What is needed ▸
Below are some entries; can you quote all of them exactly?

Task input ▸
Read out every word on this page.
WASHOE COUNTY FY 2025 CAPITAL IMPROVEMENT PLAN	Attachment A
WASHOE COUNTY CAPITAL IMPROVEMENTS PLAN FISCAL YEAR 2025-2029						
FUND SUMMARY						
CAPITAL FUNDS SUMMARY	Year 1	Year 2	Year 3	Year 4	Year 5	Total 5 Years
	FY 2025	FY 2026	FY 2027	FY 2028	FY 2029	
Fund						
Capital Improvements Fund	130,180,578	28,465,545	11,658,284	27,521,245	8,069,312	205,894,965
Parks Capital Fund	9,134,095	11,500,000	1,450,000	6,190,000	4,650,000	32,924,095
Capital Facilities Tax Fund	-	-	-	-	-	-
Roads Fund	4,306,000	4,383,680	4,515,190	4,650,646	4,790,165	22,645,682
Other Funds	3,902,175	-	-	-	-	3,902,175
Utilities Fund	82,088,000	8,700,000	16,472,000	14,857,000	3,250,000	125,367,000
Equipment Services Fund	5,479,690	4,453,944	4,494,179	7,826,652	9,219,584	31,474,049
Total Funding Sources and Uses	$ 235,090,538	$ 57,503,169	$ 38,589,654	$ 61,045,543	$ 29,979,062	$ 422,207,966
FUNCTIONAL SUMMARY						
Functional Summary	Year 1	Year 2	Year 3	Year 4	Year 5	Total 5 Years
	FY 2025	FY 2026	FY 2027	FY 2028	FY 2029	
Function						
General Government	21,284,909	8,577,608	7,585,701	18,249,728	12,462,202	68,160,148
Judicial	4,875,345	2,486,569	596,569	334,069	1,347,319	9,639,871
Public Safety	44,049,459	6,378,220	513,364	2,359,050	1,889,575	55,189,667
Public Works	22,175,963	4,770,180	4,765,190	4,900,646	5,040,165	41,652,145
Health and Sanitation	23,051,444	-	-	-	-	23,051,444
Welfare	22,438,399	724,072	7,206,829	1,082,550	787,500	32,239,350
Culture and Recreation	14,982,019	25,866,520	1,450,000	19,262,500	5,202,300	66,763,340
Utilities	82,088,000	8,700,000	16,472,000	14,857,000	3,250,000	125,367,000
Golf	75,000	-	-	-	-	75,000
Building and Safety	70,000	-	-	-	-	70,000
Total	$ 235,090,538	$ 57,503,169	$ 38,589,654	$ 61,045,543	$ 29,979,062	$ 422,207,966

The completed task ▸
Read out every word on this page.
WASHOE COUNTY FY 2025 CAPITAL IMPROVEMENT PLAN	Attachment A
WASHOE COUNTY CAPITAL IMPROVEMENTS PLAN FISCAL YEAR 2025-2029						
FUND SUMMARY						
CAPITAL FUNDS SUMMARY	Year 1	Year 2	Year 3	Year 4	Year 5	Total 5 Years
	FY 2025	FY 2026	FY 2027	FY 2028	FY 2029	
Fund						
Capital Improvements Fund	130,180,578	28,465,545	11,658,284	27,521,245	8,069,312	205,894,965
Parks Capital Fund	9,134,095	11,500,000	1,450,000	6,190,000	4,650,000	32,924,095
Capital Facilities Tax Fund	-	-	-	-	-	-
Roads Fund	4,306,000	4,383,680	4,515,190	4,650,646	4,790,165	22,645,682
Other Funds	3,902,175	-	-	-	-	3,902,175
Utilities Fund	82,088,000	8,700,000	16,472,000	14,857,000	3,250,000	125,367,000
Equipment Services Fund	5,479,690	4,453,944	4,494,179	7,826,652	9,219,584	31,474,049
Total Funding Sources and Uses	$ 235,090,538	$ 57,503,169	$ 38,589,654	$ 61,045,543	$ 29,979,062	$ 422,207,966
FUNCTIONAL SUMMARY						
Functional Summary	Year 1	Year 2	Year 3	Year 4	Year 5	Total 5 Years
	FY 2025	FY 2026	FY 2027	FY 2028	FY 2029	
Function						
General Government	21,284,909	8,577,608	7,585,701	18,249,728	12,462,202	68,160,148
Judicial	4,875,345	2,486,569	596,569	334,069	1,347,319	9,639,871
Public Safety	44,049,459	6,378,220	513,364	2,359,050	1,889,575	55,189,667
Public Works	22,175,963	4,770,180	4,765,190	4,900,646	5,040,165	41,652,145
Health and Sanitation	23,051,444	-	-	-	-	23,051,444
Welfare	22,438,399	724,072	7,206,829	1,082,550	787,500	32,239,350
Culture and Recreation	14,982,019	25,866,520	1,450,000	19,262,500	5,202,300	66,763,340
Utilities	82,088,000	8,700,000	16,472,000	14,857,000	3,250,000	125,367,000
Golf	75,000	-	-	-	-	75,000
Building and Safety	70,000	-	-	-	-	70,000
Total	$ 235,090,538	$ 57,503,169	$ 38,589,654	$ 61,045,543	$ 29,979,062	$ 422,207,966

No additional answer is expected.